== GIVEN PROBLEM ==
Copy out each line exactly as it appears.
+++ INFORMATION PROVIDED
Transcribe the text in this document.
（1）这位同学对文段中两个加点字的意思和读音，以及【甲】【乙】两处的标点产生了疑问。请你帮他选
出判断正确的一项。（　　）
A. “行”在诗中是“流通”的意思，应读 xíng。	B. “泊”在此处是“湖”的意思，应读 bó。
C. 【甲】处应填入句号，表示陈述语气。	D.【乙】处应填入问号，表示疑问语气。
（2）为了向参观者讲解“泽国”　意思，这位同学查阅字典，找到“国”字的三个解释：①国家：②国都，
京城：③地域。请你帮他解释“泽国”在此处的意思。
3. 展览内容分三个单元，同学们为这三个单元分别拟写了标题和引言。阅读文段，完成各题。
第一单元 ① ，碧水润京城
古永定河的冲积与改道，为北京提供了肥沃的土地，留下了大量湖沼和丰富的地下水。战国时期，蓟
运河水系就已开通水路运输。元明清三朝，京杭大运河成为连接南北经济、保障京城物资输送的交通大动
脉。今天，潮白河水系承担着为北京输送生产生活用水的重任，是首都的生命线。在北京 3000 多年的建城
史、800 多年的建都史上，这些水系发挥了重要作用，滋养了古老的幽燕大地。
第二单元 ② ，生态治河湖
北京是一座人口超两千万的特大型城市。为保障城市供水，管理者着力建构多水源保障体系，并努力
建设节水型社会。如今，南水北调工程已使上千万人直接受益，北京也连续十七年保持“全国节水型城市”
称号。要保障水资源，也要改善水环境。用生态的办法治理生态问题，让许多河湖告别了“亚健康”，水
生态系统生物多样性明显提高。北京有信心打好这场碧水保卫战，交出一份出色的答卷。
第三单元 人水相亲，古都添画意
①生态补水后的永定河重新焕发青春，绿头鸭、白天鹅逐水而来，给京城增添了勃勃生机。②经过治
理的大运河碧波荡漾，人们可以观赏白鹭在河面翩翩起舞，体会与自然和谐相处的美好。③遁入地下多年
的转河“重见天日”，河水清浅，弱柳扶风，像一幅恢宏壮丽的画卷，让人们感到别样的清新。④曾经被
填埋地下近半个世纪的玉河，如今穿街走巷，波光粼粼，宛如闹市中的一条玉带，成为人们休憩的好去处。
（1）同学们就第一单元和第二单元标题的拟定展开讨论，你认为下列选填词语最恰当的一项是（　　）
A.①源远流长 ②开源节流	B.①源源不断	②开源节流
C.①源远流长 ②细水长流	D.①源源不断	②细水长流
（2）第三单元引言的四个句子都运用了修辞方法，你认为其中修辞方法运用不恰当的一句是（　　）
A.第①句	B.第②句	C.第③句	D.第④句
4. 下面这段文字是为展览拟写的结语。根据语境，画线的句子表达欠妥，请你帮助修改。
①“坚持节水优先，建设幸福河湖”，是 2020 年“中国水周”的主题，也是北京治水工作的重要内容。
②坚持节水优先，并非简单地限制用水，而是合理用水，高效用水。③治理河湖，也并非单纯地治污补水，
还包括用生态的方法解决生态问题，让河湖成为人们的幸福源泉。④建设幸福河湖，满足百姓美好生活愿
++++++
== TASK OUTPUT ==
Transcribe the text in this document.
（1）这位同学对文段中两个加点字的意思和读音，以及【甲】【乙】两处的标点产生了疑问。请你帮他选
出判断正确的一项。（　　）
A. “行”在诗中是“流通”的意思，应读 xíng。	B. “泊”在此处是“湖”的意思，应读 bó。
C. 【甲】处应填入句号，表示陈述语气。	D.【乙】处应填入问号，表示疑问语气。
（2）为了向参观者讲解“泽国”　意思，这位同学查阅字典，找到“国”字的三个解释：①国家：②国都，
京城：③地域。请你帮他解释“泽国”在此处的意思。
3. 展览内容分三个单元，同学们为这三个单元分别拟写了标题和引言。阅读文段，完成各题。
第一单元 ① ，碧水润京城
古永定河的冲积与改道，为北京提供了肥沃的土地，留下了大量湖沼和丰富的地下水。战国时期，蓟
运河水系就已开通水路运输。元明清三朝，京杭大运河成为连接南北经济、保障京城物资输送的交通大动
脉。今天，潮白河水系承担着为北京输送生产生活用水的重任，是首都的生命线。在北京 3000 多年的建城
史、800 多年的建都史上，这些水系发挥了重要作用，滋养了古老的幽燕大地。
第二单元 ② ，生态治河湖
北京是一座人口超两千万的特大型城市。为保障城市供水，管理者着力建构多水源保障体系，并努力
建设节水型社会。如今，南水北调工程已使上千万人直接受益，北京也连续十七年保持“全国节水型城市”
称号。要保障水资源，也要改善水环境。用生态的办法治理生态问题，让许多河湖告别了“亚健康”，水
生态系统生物多样性明显提高。北京有信心打好这场碧水保卫战，交出一份出色的答卷。
第三单元 人水相亲，古都添画意
①生态补水后的永定河重新焕发青春，绿头鸭、白天鹅逐水而来，给京城增添了勃勃生机。②经过治
理的大运河碧波荡漾，人们可以观赏白鹭在河面翩翩起舞，体会与自然和谐相处的美好。③遁入地下多年
的转河“重见天日”，河水清浅，弱柳扶风，像一幅恢宏壮丽的画卷，让人们感到别样的清新。④曾经被
填埋地下近半个世纪的玉河，如今穿街走巷，波光粼粼，宛如闹市中的一条玉带，成为人们休憩的好去处。
（1）同学们就第一单元和第二单元标题的拟定展开讨论，你认为下列选填词语最恰当的一项是（　　）
A.①源远流长 ②开源节流	B.①源源不断	②开源节流
C.①源远流长 ②细水长流	D.①源源不断	②细水长流
（2）第三单元引言的四个句子都运用了修辞方法，你认为其中修辞方法运用不恰当的一句是（　　）
A.第①句	B.第②句	C.第③句	D.第④句
4. 下面这段文字是为展览拟写的结语。根据语境，画线的句子表达欠妥，请你帮助修改。
①“坚持节水优先，建设幸福河湖”，是 2020 年“中国水周”的主题，也是北京治水工作的重要内容。
②坚持节水优先，并非简单地限制用水，而是合理用水，高效用水。③治理河湖，也并非单纯地治污补水，
还包括用生态的方法解决生态问题，让河湖成为人们的幸福源泉。④建设幸福河湖，满足百姓美好生活愿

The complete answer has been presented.